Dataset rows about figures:
——————————
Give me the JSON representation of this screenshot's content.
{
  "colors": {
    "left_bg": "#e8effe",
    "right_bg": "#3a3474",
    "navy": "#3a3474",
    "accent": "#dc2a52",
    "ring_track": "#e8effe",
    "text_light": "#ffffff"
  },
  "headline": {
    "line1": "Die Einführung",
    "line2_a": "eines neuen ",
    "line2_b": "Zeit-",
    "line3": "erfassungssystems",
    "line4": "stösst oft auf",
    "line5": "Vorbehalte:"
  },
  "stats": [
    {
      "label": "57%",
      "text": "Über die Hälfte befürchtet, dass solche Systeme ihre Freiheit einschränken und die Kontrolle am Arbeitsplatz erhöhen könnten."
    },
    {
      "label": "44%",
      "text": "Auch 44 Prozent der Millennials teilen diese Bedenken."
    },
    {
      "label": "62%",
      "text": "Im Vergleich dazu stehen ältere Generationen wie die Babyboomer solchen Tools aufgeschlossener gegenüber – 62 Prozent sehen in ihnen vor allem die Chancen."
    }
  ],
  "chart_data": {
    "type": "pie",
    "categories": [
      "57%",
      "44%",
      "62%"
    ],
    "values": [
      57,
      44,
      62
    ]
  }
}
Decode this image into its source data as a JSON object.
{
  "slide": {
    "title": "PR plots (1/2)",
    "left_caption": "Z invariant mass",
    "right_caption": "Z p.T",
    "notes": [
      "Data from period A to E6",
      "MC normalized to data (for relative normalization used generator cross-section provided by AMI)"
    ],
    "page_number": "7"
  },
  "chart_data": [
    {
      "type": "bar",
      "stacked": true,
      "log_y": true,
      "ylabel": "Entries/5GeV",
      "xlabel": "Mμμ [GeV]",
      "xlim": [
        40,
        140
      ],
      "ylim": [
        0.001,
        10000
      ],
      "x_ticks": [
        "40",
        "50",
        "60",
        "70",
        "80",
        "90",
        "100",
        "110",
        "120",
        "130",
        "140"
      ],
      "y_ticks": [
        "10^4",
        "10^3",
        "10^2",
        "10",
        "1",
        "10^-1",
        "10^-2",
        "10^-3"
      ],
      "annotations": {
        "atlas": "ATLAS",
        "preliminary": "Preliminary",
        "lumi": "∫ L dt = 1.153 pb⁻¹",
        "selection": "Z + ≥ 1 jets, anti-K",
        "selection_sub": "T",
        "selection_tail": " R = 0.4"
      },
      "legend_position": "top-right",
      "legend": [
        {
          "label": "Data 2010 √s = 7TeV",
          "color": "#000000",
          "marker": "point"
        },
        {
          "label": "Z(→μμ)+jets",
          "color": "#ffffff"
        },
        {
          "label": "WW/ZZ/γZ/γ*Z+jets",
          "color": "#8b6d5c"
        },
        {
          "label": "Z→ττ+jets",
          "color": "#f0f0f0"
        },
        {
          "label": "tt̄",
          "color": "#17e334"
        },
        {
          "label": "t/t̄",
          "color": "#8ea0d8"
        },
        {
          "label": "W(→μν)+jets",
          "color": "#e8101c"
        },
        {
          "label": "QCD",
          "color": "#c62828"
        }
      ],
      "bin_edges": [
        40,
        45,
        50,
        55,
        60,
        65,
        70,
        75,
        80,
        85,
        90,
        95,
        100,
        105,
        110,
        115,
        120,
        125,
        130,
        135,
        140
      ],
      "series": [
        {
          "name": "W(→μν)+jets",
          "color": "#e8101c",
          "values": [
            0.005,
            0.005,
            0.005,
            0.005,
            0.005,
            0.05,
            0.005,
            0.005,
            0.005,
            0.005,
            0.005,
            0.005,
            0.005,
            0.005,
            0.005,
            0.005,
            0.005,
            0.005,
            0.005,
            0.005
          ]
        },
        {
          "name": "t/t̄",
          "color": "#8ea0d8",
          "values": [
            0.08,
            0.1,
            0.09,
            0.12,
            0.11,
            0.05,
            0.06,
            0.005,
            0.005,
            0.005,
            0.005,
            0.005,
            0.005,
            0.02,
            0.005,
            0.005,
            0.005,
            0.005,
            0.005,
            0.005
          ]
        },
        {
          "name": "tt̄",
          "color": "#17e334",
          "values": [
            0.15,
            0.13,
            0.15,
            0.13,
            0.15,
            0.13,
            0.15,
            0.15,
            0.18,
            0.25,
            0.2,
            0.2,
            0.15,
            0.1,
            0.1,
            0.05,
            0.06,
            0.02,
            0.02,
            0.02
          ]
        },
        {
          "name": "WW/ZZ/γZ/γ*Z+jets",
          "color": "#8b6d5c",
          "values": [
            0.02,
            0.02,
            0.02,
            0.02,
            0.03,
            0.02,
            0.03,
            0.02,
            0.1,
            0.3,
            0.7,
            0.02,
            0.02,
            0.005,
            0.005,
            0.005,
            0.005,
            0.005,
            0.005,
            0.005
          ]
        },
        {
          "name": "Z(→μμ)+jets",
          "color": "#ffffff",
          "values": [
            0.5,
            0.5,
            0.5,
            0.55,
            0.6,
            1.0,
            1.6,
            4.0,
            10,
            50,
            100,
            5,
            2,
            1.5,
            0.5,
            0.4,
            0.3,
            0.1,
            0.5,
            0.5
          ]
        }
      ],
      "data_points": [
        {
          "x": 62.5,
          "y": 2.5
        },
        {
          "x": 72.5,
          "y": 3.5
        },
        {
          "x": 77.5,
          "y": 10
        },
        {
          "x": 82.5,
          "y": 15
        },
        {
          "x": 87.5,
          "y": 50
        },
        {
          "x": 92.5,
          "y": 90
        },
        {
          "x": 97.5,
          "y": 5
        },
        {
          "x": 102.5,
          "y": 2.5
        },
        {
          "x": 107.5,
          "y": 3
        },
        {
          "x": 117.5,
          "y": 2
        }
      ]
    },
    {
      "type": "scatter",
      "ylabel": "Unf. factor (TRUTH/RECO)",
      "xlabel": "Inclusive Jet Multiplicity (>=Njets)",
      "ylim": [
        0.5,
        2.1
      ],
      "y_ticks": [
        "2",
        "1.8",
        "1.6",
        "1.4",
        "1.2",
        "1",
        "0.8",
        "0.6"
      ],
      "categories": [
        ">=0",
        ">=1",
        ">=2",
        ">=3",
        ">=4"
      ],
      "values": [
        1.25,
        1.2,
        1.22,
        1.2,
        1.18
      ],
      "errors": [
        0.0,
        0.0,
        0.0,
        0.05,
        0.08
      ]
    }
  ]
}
——————————
▶ REQUIRED WORK
Print the records above exactly as they appear.

▶ CORRECT OUTPUT
Give me the JSON representation of this screenshot's content.
{
  "colors": {
    "left_bg": "#e8effe",
    "right_bg": "#3a3474",
    "navy": "#3a3474",
    "accent": "#dc2a52",
    "ring_track": "#e8effe",
    "text_light": "#ffffff"
  },
  "headline": {
    "line1": "Die Einführung",
    "line2_a": "eines neuen ",
    "line2_b": "Zeit-",
    "line3": "erfassungssystems",
    "line4": "stösst oft auf",
    "line5": "Vorbehalte:"
  },
  "stats": [
    {
      "label": "57%",
      "text": "Über die Hälfte befürchtet, dass solche Systeme ihre Freiheit einschränken und die Kontrolle am Arbeitsplatz erhöhen könnten."
    },
    {
      "label": "44%",
      "text": "Auch 44 Prozent der Millennials teilen diese Bedenken."
    },
    {
      "label": "62%",
      "text": "Im Vergleich dazu stehen ältere Generationen wie die Babyboomer solchen Tools aufgeschlossener gegenüber – 62 Prozent sehen in ihnen vor allem die Chancen."
    }
  ],
  "chart_data": {
    "type": "pie",
    "categories": [
      "57%",
      "44%",
      "62%"
    ],
    "values": [
      57,
      44,
      62
    ]
  }
}
Decode this image into its source data as a JSON object.
{
  "slide": {
    "title": "PR plots (1/2)",
    "left_caption": "Z invariant mass",
    "right_caption": "Z p.T",
    "notes": [
      "Data from period A to E6",
      "MC normalized to data (for relative normalization used generator cross-section provided by AMI)"
    ],
    "page_number": "7"
  },
  "chart_data": [
    {
      "type": "bar",
      "stacked": true,
      "log_y": true,
      "ylabel": "Entries/5GeV",
      "xlabel": "Mμμ [GeV]",
      "xlim": [
        40,
        140
      ],
      "ylim": [
        0.001,
        10000
      ],
      "x_ticks": [
        "40",
        "50",
        "60",
        "70",
        "80",
        "90",
        "100",
        "110",
        "120",
        "130",
        "140"
      ],
      "y_ticks": [
        "10^4",
        "10^3",
        "10^2",
        "10",
        "1",
        "10^-1",
        "10^-2",
        "10^-3"
      ],
      "annotations": {
        "atlas": "ATLAS",
        "preliminary": "Preliminary",
        "lumi": "∫ L dt = 1.153 pb⁻¹",
        "selection": "Z + ≥ 1 jets, anti-K",
        "selection_sub": "T",
        "selection_tail": " R = 0.4"
      },
      "legend_position": "top-right",
      "legend": [
        {
          "label": "Data 2010 √s = 7TeV",
          "color": "#000000",
          "marker": "point"
        },
        {
          "label": "Z(→μμ)+jets",
          "color": "#ffffff"
        },
        {
          "label": "WW/ZZ/γZ/γ*Z+jets",
          "color": "#8b6d5c"
        },
        {
          "label": "Z→ττ+jets",
          "color": "#f0f0f0"
        },
        {
          "label": "tt̄",
          "color": "#17e334"
        },
        {
          "label": "t/t̄",
          "color": "#8ea0d8"
        },
        {
          "label": "W(→μν)+jets",
          "color": "#e8101c"
        },
        {
          "label": "QCD",
          "color": "#c62828"
        }
      ],
      "bin_edges": [
        40,
        45,
        50,
        55,
        60,
        65,
        70,
        75,
        80,
        85,
        90,
        95,
        100,
        105,
        110,
        115,
        120,
        125,
        130,
        135,
        140
      ],
      "series": [
        {
          "name": "W(→μν)+jets",
          "color": "#e8101c",
          "values": [
            0.005,
            0.005,
            0.005,
            0.005,
            0.005,
            0.05,
            0.005,
            0.005,
            0.005,
            0.005,
            0.005,
            0.005,
            0.005,
            0.005,
            0.005,
            0.005,
            0.005,
            0.005,
            0.005,
            0.005
          ]
        },
        {
          "name": "t/t̄",
          "color": "#8ea0d8",
          "values": [
            0.08,
            0.1,
            0.09,
            0.12,
            0.11,
            0.05,
            0.06,
            0.005,
            0.005,
            0.005,
            0.005,
            0.005,
            0.005,
            0.02,
            0.005,
            0.005,
            0.005,
            0.005,
            0.005,
            0.005
          ]
        },
        {
          "name": "tt̄",
          "color": "#17e334",
          "values": [
            0.15,
            0.13,
            0.15,
            0.13,
            0.15,
            0.13,
            0.15,
            0.15,
            0.18,
            0.25,
            0.2,
            0.2,
            0.15,
            0.1,
            0.1,
            0.05,
            0.06,
            0.02,
            0.02,
            0.02
          ]
        },
        {
          "name": "WW/ZZ/γZ/γ*Z+jets",
          "color": "#8b6d5c",
          "values": [
            0.02,
            0.02,
            0.02,
            0.02,
            0.03,
            0.02,
            0.03,
            0.02,
            0.1,
            0.3,
            0.7,
            0.02,
            0.02,
            0.005,
            0.005,
            0.005,
            0.005,
            0.005,
            0.005,
            0.005
          ]
        },
        {
          "name": "Z(→μμ)+jets",
          "color": "#ffffff",
          "values": [
            0.5,
            0.5,
            0.5,
            0.55,
            0.6,
            1.0,
            1.6,
            4.0,
            10,
            50,
            100,
            5,
            2,
            1.5,
            0.5,
            0.4,
            0.3,
            0.1,
            0.5,
            0.5
          ]
        }
      ],
      "data_points": [
        {
          "x": 62.5,
          "y": 2.5
        },
        {
          "x": 72.5,
          "y": 3.5
        },
        {
          "x": 77.5,
          "y": 10
        },
        {
          "x": 82.5,
          "y": 15
        },
        {
          "x": 87.5,
          "y": 50
        },
        {
          "x": 92.5,
          "y": 90
        },
        {
          "x": 97.5,
          "y": 5
        },
        {
          "x": 102.5,
          "y": 2.5
        },
        {
          "x": 107.5,
          "y": 3
        },
        {
          "x": 117.5,
          "y": 2
        }
      ]
    },
    {
      "type": "scatter",
      "ylabel": "Unf. factor (TRUTH/RECO)",
      "xlabel": "Inclusive Jet Multiplicity (>=Njets)",
      "ylim": [
        0.5,
        2.1
      ],
      "y_ticks": [
        "2",
        "1.8",
        "1.6",
        "1.4",
        "1.2",
        "1",
        "0.8",
        "0.6"
      ],
      "categories": [
        ">=0",
        ">=1",
        ">=2",
        ">=3",
        ">=4"
      ],
      "values": [
        1.25,
        1.2,
        1.22,
        1.2,
        1.18
      ],
      "errors": [
        0.0,
        0.0,
        0.0,
        0.05,
        0.08
      ]
    }
  ]
}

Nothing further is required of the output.